WHAT TO DO =>
Word for word, set down the records and skip each picture.

########

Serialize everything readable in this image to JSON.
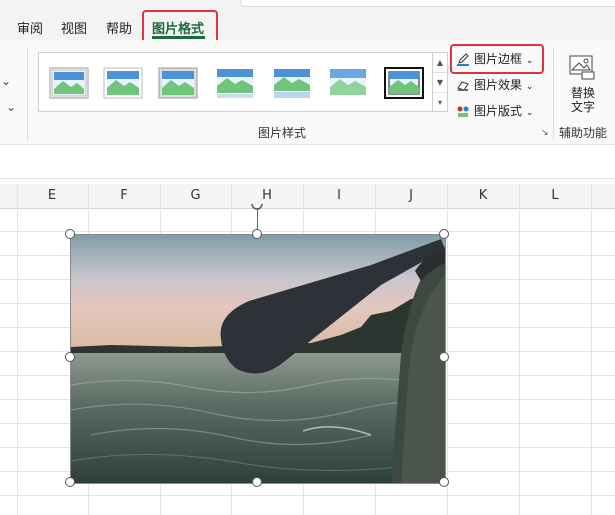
{
  "tabs": [
    {
      "label": "审阅"
    },
    {
      "label": "视图"
    },
    {
      "label": "帮助"
    },
    {
      "label": "图片格式",
      "active": true
    }
  ],
  "ribbon": {
    "left_chevrons": [
      "⌄",
      "⌄"
    ],
    "gallery_scroll": [
      "▲",
      "▼",
      "▾"
    ],
    "styles_group_label": "图片样式",
    "commands": {
      "border": "图片边框",
      "effects": "图片效果",
      "layout": "图片版式"
    },
    "alt_text_line1": "替换",
    "alt_text_line2": "文字",
    "accessibility_group_label": "辅助功能",
    "launcher_glyph": "↘"
  },
  "sheet": {
    "columns": [
      "E",
      "F",
      "G",
      "H",
      "I",
      "J",
      "K",
      "L"
    ]
  },
  "colors": {
    "accent": "#1d6b3b",
    "highlight": "#e2323f"
  },
  "icons": [
    "chevron-down-icon",
    "pencil-border-icon",
    "effects-icon",
    "layout-icon",
    "alt-text-icon",
    "dialog-launcher-icon"
  ]
}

########

THE SOLUTION =>
Serialize everything readable in this image to JSON.
{
  "tabs": [
    {
      "label": "审阅"
    },
    {
      "label": "视图"
    },
    {
      "label": "帮助"
    },
    {
      "label": "图片格式",
      "active": true
    }
  ],
  "ribbon": {
    "left_chevrons": [
      "⌄",
      "⌄"
    ],
    "gallery_scroll": [
      "▲",
      "▼",
      "▾"
    ],
    "styles_group_label": "图片样式",
    "commands": {
      "border": "图片边框",
      "effects": "图片效果",
      "layout": "图片版式"
    },
    "alt_text_line1": "替换",
    "alt_text_line2": "文字",
    "accessibility_group_label": "辅助功能",
    "launcher_glyph": "↘"
  },
  "sheet": {
    "columns": [
      "E",
      "F",
      "G",
      "H",
      "I",
      "J",
      "K",
      "L"
    ]
  },
  "colors": {
    "accent": "#1d6b3b",
    "highlight": "#e2323f"
  },
  "icons": [
    "chevron-down-icon",
    "pencil-border-icon",
    "effects-icon",
    "layout-icon",
    "alt-text-icon",
    "dialog-launcher-icon"
  ]
}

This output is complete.